• [RECORDS FOR THIS EXERCISE]:
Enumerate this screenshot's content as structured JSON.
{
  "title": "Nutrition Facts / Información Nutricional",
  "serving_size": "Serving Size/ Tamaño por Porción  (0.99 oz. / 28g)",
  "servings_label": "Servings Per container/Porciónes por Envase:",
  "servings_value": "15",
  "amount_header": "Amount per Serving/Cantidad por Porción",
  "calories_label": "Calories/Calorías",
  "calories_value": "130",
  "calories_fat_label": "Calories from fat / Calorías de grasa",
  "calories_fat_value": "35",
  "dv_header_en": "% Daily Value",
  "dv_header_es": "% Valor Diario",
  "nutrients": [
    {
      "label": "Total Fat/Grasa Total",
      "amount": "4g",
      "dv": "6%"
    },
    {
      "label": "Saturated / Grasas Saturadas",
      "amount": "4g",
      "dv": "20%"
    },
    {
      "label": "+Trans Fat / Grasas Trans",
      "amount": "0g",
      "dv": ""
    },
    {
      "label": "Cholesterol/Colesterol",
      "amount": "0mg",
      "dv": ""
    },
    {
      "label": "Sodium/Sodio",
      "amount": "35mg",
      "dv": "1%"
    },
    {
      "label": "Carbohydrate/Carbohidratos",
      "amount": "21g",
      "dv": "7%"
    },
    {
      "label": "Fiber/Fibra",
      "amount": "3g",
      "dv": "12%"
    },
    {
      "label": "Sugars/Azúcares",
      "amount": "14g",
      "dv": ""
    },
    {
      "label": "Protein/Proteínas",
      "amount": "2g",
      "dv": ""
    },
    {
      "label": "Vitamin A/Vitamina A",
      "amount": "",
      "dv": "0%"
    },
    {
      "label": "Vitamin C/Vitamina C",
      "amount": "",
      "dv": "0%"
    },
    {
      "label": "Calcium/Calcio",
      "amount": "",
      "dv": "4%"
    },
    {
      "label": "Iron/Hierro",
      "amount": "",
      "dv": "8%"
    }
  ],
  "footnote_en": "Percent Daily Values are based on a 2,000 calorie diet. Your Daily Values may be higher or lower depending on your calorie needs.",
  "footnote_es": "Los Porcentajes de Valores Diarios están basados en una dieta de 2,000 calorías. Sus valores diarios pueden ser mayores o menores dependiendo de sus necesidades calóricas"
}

• [TASK TO COMPLETE]: Go line by line through the material above and return each one that includes "Vitamin".

• [OUTPUT FOR THIS TASK]:
      "label": "Vitamin A/Vitamina A",
      "label": "Vitamin C/Vitamina C",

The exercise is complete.